Please count how many lines below contain the word "regeneration" and reply with only that number.
^^^^^^^^
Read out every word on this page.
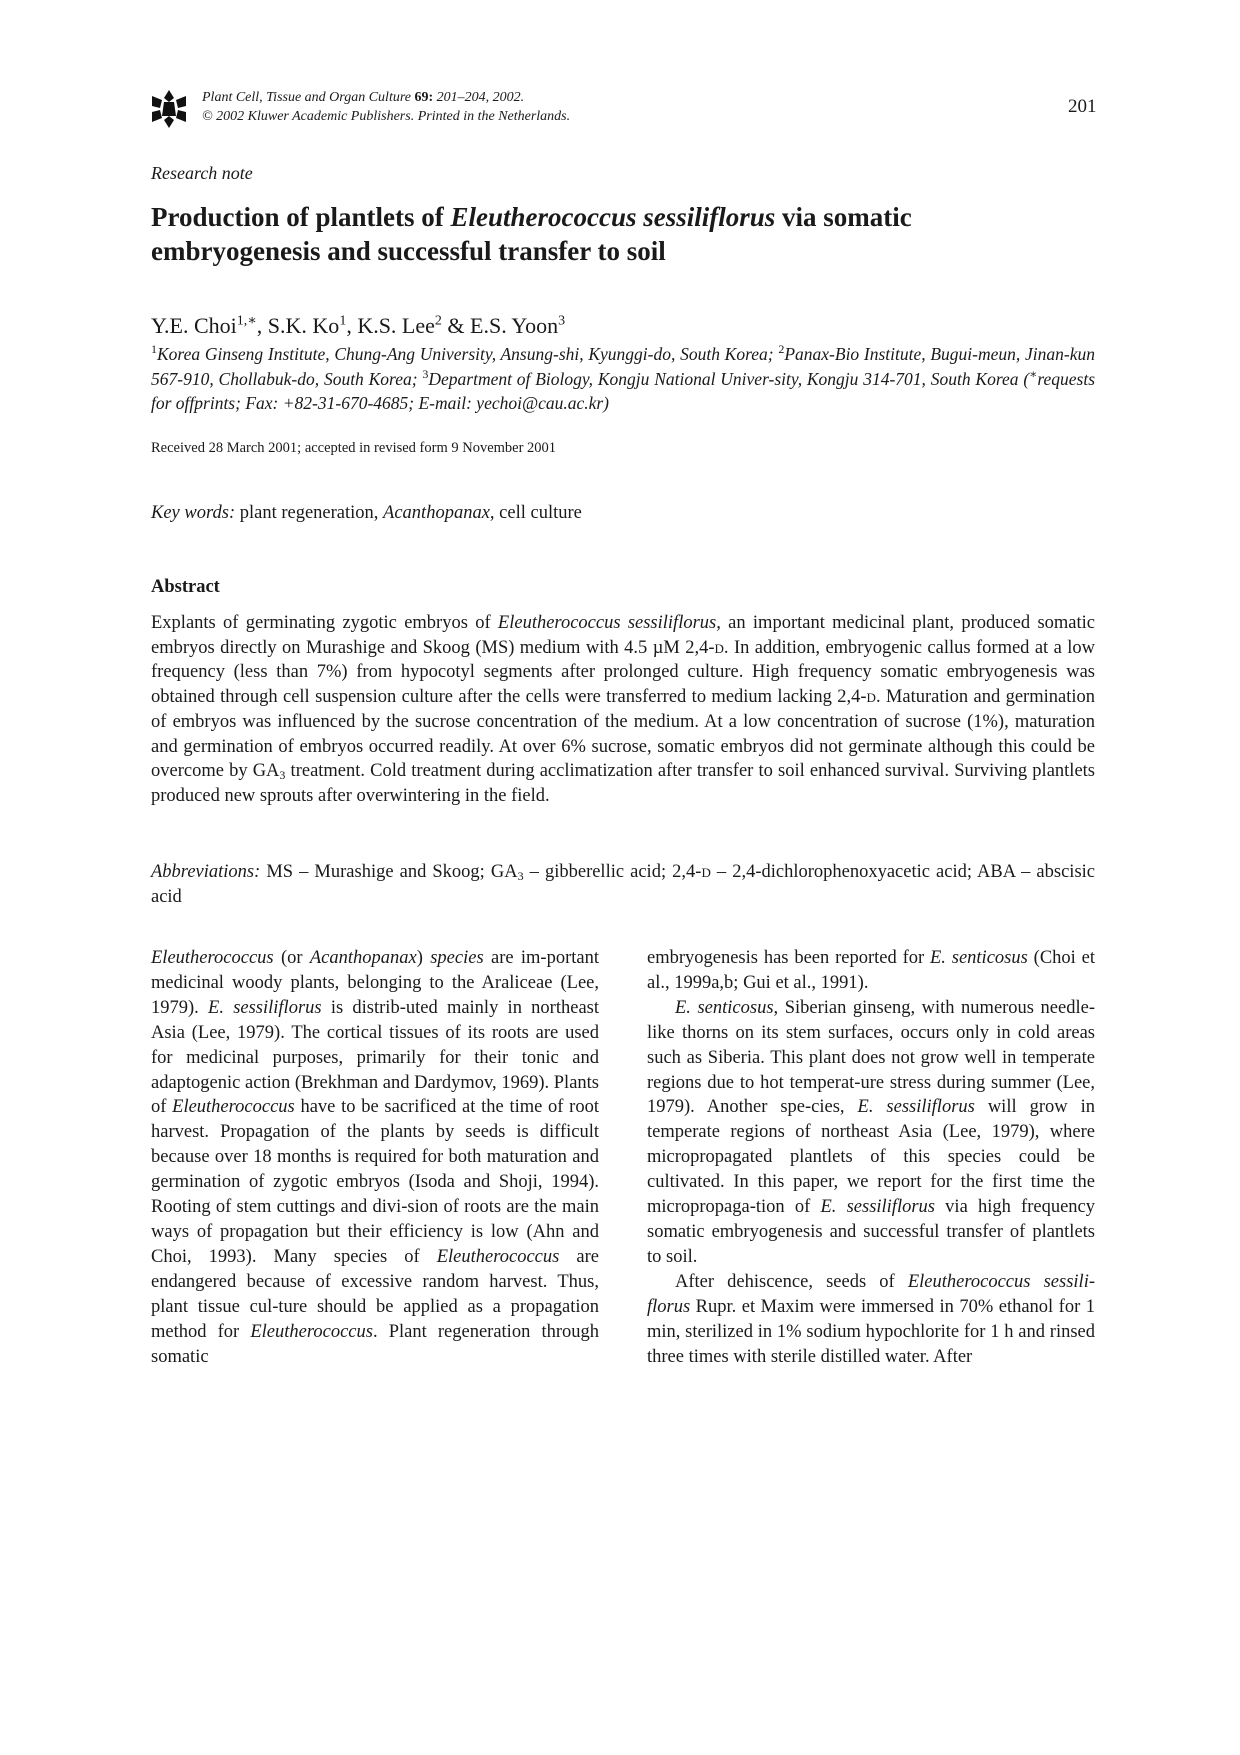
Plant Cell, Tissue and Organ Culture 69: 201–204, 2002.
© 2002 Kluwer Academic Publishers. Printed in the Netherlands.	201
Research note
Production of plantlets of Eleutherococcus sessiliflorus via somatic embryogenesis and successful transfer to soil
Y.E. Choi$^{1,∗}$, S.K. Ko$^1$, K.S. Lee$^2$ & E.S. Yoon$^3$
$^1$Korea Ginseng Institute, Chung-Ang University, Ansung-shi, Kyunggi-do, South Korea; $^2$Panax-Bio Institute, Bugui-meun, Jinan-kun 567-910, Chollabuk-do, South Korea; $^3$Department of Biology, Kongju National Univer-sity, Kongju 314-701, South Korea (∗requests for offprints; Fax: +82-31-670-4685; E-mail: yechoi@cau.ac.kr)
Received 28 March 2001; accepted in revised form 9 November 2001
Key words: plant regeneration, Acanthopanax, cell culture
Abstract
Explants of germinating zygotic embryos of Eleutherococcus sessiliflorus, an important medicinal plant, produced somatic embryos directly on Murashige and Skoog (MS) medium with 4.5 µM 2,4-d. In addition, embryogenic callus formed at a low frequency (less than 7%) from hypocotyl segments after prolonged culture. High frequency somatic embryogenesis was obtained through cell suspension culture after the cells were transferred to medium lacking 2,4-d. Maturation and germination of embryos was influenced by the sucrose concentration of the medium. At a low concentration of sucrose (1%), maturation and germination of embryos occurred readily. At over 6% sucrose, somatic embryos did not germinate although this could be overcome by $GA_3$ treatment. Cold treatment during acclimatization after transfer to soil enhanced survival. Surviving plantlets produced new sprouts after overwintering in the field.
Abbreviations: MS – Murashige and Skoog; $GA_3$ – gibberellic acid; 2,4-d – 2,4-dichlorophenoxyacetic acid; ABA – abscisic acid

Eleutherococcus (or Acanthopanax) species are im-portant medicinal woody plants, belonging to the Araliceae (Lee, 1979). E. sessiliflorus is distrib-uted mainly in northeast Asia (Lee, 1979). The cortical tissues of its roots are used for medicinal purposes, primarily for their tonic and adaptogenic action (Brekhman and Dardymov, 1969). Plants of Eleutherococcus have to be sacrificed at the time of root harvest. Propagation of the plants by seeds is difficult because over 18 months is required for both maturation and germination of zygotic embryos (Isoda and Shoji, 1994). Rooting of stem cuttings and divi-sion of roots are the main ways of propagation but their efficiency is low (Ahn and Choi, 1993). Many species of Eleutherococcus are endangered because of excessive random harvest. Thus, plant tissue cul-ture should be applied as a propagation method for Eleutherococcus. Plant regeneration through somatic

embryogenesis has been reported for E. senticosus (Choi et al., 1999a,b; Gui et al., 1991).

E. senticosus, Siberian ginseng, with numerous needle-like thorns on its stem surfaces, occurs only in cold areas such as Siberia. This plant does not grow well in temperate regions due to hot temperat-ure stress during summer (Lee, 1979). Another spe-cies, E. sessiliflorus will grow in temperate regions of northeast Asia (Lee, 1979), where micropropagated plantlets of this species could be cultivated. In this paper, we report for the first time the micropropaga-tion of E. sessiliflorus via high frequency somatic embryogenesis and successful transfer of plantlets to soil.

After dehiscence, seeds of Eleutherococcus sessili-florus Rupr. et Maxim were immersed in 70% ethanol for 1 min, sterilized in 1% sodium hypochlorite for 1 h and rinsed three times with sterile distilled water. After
^^^^^^^^
Solution for this problem:
2